# start of Material provided

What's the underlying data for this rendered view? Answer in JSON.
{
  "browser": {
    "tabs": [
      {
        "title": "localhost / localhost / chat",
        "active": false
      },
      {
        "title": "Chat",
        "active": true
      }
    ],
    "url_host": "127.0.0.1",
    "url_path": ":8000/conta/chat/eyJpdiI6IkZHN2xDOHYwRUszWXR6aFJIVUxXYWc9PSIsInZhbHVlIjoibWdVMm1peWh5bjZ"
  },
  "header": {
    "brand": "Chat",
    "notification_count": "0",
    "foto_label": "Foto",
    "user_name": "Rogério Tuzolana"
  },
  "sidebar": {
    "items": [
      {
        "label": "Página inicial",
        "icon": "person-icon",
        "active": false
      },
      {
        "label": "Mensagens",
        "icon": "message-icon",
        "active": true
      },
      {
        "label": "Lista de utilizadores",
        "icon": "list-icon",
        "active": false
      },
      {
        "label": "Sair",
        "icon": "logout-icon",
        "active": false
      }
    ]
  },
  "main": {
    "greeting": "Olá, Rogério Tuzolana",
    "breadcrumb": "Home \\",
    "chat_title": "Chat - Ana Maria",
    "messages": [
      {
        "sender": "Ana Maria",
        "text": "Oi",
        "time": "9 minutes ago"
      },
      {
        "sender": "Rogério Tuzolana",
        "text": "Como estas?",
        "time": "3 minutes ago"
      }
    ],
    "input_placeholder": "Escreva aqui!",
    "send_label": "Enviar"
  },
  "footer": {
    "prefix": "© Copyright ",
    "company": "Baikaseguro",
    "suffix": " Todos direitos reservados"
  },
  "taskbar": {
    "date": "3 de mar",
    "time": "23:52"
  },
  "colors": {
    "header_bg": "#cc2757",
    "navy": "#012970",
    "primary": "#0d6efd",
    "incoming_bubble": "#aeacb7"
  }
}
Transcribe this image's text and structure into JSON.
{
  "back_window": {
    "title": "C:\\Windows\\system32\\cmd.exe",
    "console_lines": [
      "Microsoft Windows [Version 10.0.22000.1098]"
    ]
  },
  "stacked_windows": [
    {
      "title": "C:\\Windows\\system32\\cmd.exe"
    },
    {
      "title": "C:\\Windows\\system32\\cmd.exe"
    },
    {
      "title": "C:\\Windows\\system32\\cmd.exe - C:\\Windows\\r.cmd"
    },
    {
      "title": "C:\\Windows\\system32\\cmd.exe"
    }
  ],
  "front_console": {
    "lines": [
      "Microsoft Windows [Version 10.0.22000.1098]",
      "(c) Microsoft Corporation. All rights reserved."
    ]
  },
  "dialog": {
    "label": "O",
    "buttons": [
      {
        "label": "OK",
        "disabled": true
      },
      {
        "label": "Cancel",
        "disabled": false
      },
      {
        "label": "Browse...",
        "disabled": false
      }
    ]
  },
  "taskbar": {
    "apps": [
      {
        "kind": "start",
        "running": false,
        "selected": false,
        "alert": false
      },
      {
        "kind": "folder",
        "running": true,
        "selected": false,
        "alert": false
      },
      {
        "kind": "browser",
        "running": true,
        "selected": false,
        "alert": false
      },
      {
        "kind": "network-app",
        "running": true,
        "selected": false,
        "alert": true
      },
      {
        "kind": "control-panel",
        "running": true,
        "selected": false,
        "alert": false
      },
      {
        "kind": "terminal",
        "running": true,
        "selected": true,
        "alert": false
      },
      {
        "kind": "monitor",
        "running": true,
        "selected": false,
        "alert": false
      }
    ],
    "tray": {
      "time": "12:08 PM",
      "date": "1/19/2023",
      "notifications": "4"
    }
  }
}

# end of Material provided

| What is expected |
Copy, from the material above, each line in which the string "text" occurs.

| The reply |
        "text": "Oi",
        "text": "Como estas?",
Transcribe this image's text and structure into JSON.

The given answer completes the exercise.